[Records about charts and figures]
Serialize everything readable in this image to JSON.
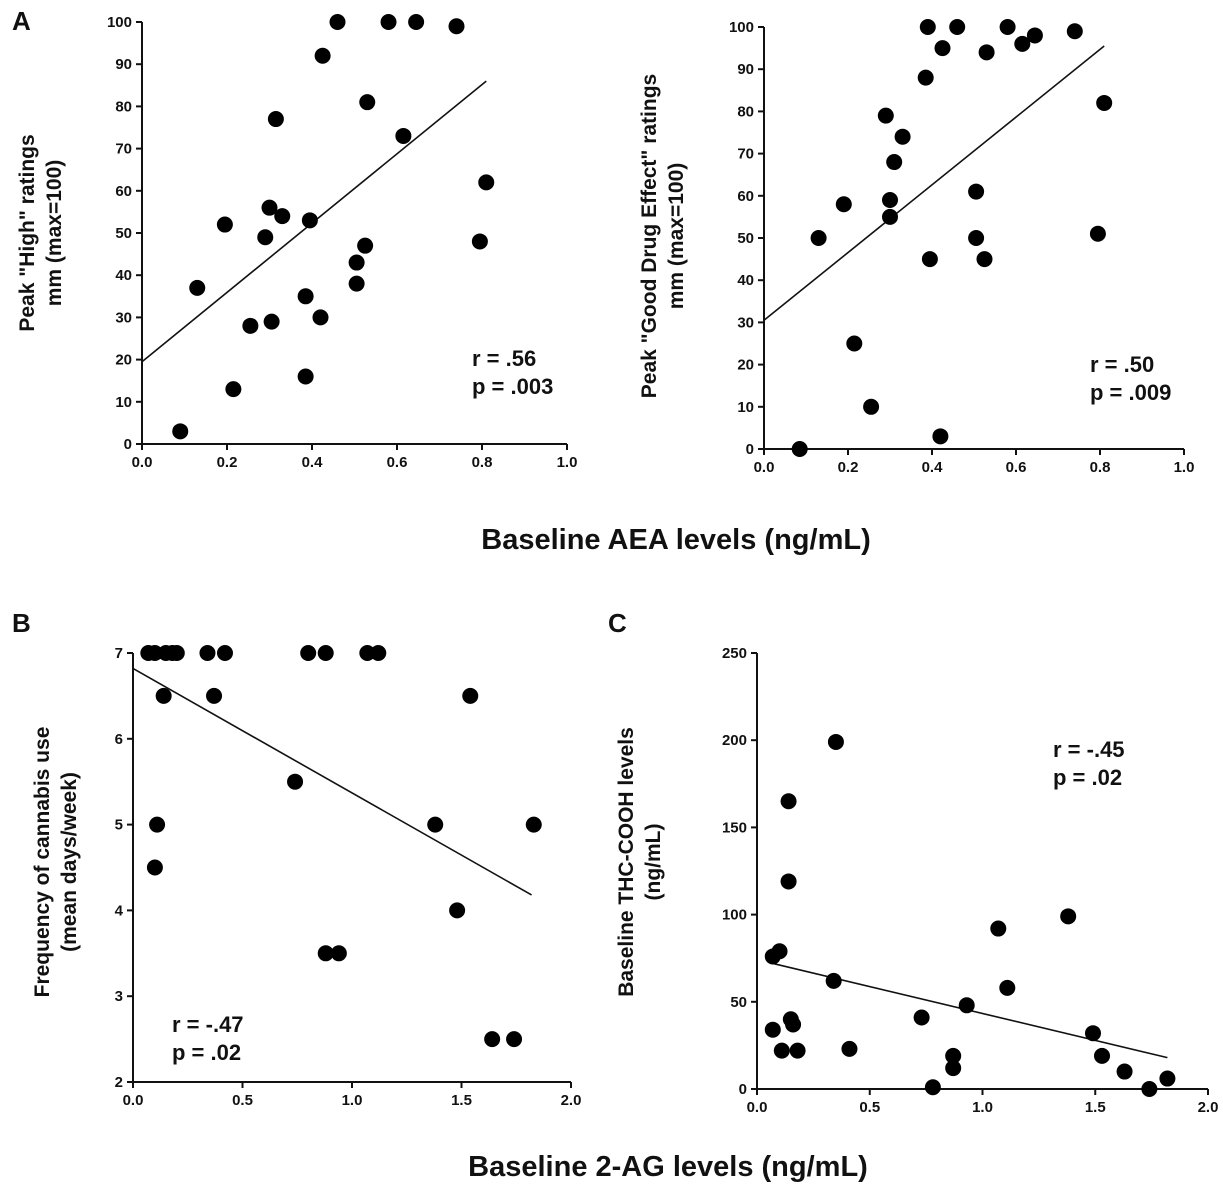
{
  "shared_labels": {
    "aea_xlabel": "Baseline AEA levels (ng/mL)",
    "ag_xlabel": "Baseline 2-AG levels (ng/mL)"
  },
  "chart_data": [
    {
      "panel": "A",
      "type": "scatter",
      "ylabel_lines": [
        "Peak \"High\" ratings",
        "mm (max=100)"
      ],
      "xlim": [
        0,
        1.0
      ],
      "ylim": [
        0,
        100
      ],
      "xticks": [
        0.0,
        0.2,
        0.4,
        0.6,
        0.8,
        1.0
      ],
      "xtick_labels": [
        "0.0",
        "0.2",
        "0.4",
        "0.6",
        "0.8",
        "1.0"
      ],
      "yticks": [
        0,
        10,
        20,
        30,
        40,
        50,
        60,
        70,
        80,
        90,
        100
      ],
      "ytick_labels": [
        "0",
        "10",
        "20",
        "30",
        "40",
        "50",
        "60",
        "70",
        "80",
        "90",
        "100"
      ],
      "stats": [
        "r = .56",
        "p = .003"
      ],
      "regression": {
        "x": [
          0.0,
          0.81
        ],
        "y": [
          19.5,
          86
        ]
      },
      "points": [
        {
          "x": 0.09,
          "y": 3
        },
        {
          "x": 0.13,
          "y": 37
        },
        {
          "x": 0.195,
          "y": 52
        },
        {
          "x": 0.215,
          "y": 13
        },
        {
          "x": 0.255,
          "y": 28
        },
        {
          "x": 0.29,
          "y": 49
        },
        {
          "x": 0.3,
          "y": 56
        },
        {
          "x": 0.305,
          "y": 29
        },
        {
          "x": 0.315,
          "y": 77
        },
        {
          "x": 0.33,
          "y": 54
        },
        {
          "x": 0.385,
          "y": 35
        },
        {
          "x": 0.385,
          "y": 16
        },
        {
          "x": 0.395,
          "y": 53
        },
        {
          "x": 0.42,
          "y": 30
        },
        {
          "x": 0.425,
          "y": 92
        },
        {
          "x": 0.46,
          "y": 100
        },
        {
          "x": 0.505,
          "y": 43
        },
        {
          "x": 0.505,
          "y": 38
        },
        {
          "x": 0.525,
          "y": 47
        },
        {
          "x": 0.53,
          "y": 81
        },
        {
          "x": 0.58,
          "y": 100
        },
        {
          "x": 0.615,
          "y": 73
        },
        {
          "x": 0.645,
          "y": 100
        },
        {
          "x": 0.74,
          "y": 99
        },
        {
          "x": 0.795,
          "y": 48
        },
        {
          "x": 0.81,
          "y": 62
        }
      ]
    },
    {
      "panel": "",
      "type": "scatter",
      "ylabel_lines": [
        "Peak \"Good Drug Effect\" ratings",
        "mm (max=100)"
      ],
      "xlim": [
        0,
        1.0
      ],
      "ylim": [
        0,
        100
      ],
      "xticks": [
        0.0,
        0.2,
        0.4,
        0.6,
        0.8,
        1.0
      ],
      "xtick_labels": [
        "0.0",
        "0.2",
        "0.4",
        "0.6",
        "0.8",
        "1.0"
      ],
      "yticks": [
        0,
        10,
        20,
        30,
        40,
        50,
        60,
        70,
        80,
        90,
        100
      ],
      "ytick_labels": [
        "0",
        "10",
        "20",
        "30",
        "40",
        "50",
        "60",
        "70",
        "80",
        "90",
        "100"
      ],
      "stats": [
        "r = .50",
        "p = .009"
      ],
      "regression": {
        "x": [
          0.0,
          0.81
        ],
        "y": [
          30.5,
          95.5
        ]
      },
      "points": [
        {
          "x": 0.085,
          "y": 0
        },
        {
          "x": 0.13,
          "y": 50
        },
        {
          "x": 0.19,
          "y": 58
        },
        {
          "x": 0.215,
          "y": 25
        },
        {
          "x": 0.255,
          "y": 10
        },
        {
          "x": 0.29,
          "y": 79
        },
        {
          "x": 0.3,
          "y": 55
        },
        {
          "x": 0.3,
          "y": 59
        },
        {
          "x": 0.31,
          "y": 68
        },
        {
          "x": 0.33,
          "y": 74
        },
        {
          "x": 0.385,
          "y": 88
        },
        {
          "x": 0.39,
          "y": 100
        },
        {
          "x": 0.395,
          "y": 45
        },
        {
          "x": 0.42,
          "y": 3
        },
        {
          "x": 0.425,
          "y": 95
        },
        {
          "x": 0.46,
          "y": 100
        },
        {
          "x": 0.505,
          "y": 61
        },
        {
          "x": 0.505,
          "y": 50
        },
        {
          "x": 0.525,
          "y": 45
        },
        {
          "x": 0.53,
          "y": 94
        },
        {
          "x": 0.58,
          "y": 100
        },
        {
          "x": 0.615,
          "y": 96
        },
        {
          "x": 0.645,
          "y": 98
        },
        {
          "x": 0.74,
          "y": 99
        },
        {
          "x": 0.795,
          "y": 51
        },
        {
          "x": 0.81,
          "y": 82
        }
      ]
    },
    {
      "panel": "B",
      "type": "scatter",
      "ylabel_lines": [
        "Frequency of cannabis use",
        "(mean days/week)"
      ],
      "xlim": [
        0,
        2.0
      ],
      "ylim": [
        2,
        7
      ],
      "xticks": [
        0.0,
        0.5,
        1.0,
        1.5,
        2.0
      ],
      "xtick_labels": [
        "0.0",
        "0.5",
        "1.0",
        "1.5",
        "2.0"
      ],
      "yticks": [
        2,
        3,
        4,
        5,
        6,
        7
      ],
      "ytick_labels": [
        "2",
        "3",
        "4",
        "5",
        "6",
        "7"
      ],
      "stats": [
        "r = -.47",
        "p = .02"
      ],
      "regression": {
        "x": [
          0.0,
          1.82
        ],
        "y": [
          6.82,
          4.18
        ]
      },
      "points": [
        {
          "x": 0.07,
          "y": 7
        },
        {
          "x": 0.1,
          "y": 7
        },
        {
          "x": 0.15,
          "y": 7
        },
        {
          "x": 0.18,
          "y": 7
        },
        {
          "x": 0.2,
          "y": 7
        },
        {
          "x": 0.34,
          "y": 7
        },
        {
          "x": 0.42,
          "y": 7
        },
        {
          "x": 0.8,
          "y": 7
        },
        {
          "x": 0.88,
          "y": 7
        },
        {
          "x": 1.07,
          "y": 7
        },
        {
          "x": 1.12,
          "y": 7
        },
        {
          "x": 0.14,
          "y": 6.5
        },
        {
          "x": 0.37,
          "y": 6.5
        },
        {
          "x": 1.54,
          "y": 6.5
        },
        {
          "x": 0.74,
          "y": 5.5
        },
        {
          "x": 0.11,
          "y": 5
        },
        {
          "x": 1.38,
          "y": 5
        },
        {
          "x": 1.83,
          "y": 5
        },
        {
          "x": 0.1,
          "y": 4.5
        },
        {
          "x": 1.48,
          "y": 4
        },
        {
          "x": 0.88,
          "y": 3.5
        },
        {
          "x": 0.94,
          "y": 3.5
        },
        {
          "x": 1.64,
          "y": 2.5
        },
        {
          "x": 1.74,
          "y": 2.5
        }
      ]
    },
    {
      "panel": "C",
      "type": "scatter",
      "ylabel_lines": [
        "Baseline THC-COOH levels",
        "(ng/mL)"
      ],
      "xlim": [
        0,
        2.0
      ],
      "ylim": [
        0,
        250
      ],
      "xticks": [
        0.0,
        0.5,
        1.0,
        1.5,
        2.0
      ],
      "xtick_labels": [
        "0.0",
        "0.5",
        "1.0",
        "1.5",
        "2.0"
      ],
      "yticks": [
        0,
        50,
        100,
        150,
        200,
        250
      ],
      "ytick_labels": [
        "0",
        "50",
        "100",
        "150",
        "200",
        "250"
      ],
      "stats": [
        "r = -.45",
        "p = .02"
      ],
      "regression": {
        "x": [
          0.07,
          1.82
        ],
        "y": [
          72,
          18
        ]
      },
      "points": [
        {
          "x": 0.35,
          "y": 199
        },
        {
          "x": 0.14,
          "y": 165
        },
        {
          "x": 0.14,
          "y": 119
        },
        {
          "x": 0.07,
          "y": 76
        },
        {
          "x": 0.1,
          "y": 79
        },
        {
          "x": 0.15,
          "y": 40
        },
        {
          "x": 0.07,
          "y": 34
        },
        {
          "x": 0.16,
          "y": 37
        },
        {
          "x": 0.11,
          "y": 22
        },
        {
          "x": 0.18,
          "y": 22
        },
        {
          "x": 0.34,
          "y": 62
        },
        {
          "x": 0.41,
          "y": 23
        },
        {
          "x": 0.73,
          "y": 41
        },
        {
          "x": 0.78,
          "y": 1
        },
        {
          "x": 0.87,
          "y": 19
        },
        {
          "x": 0.87,
          "y": 12
        },
        {
          "x": 0.93,
          "y": 48
        },
        {
          "x": 1.07,
          "y": 92
        },
        {
          "x": 1.11,
          "y": 58
        },
        {
          "x": 1.38,
          "y": 99
        },
        {
          "x": 1.49,
          "y": 32
        },
        {
          "x": 1.53,
          "y": 19
        },
        {
          "x": 1.63,
          "y": 10
        },
        {
          "x": 1.74,
          "y": 0
        },
        {
          "x": 1.82,
          "y": 6
        }
      ]
    }
  ]
}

● Aim: Search the entries for "Baseline" and copy out each line that has it.

● Answer to the task:
    "aea_xlabel": "Baseline AEA levels (ng/mL)",
    "ag_xlabel": "Baseline 2-AG levels (ng/mL)"
        "Baseline THC-COOH levels",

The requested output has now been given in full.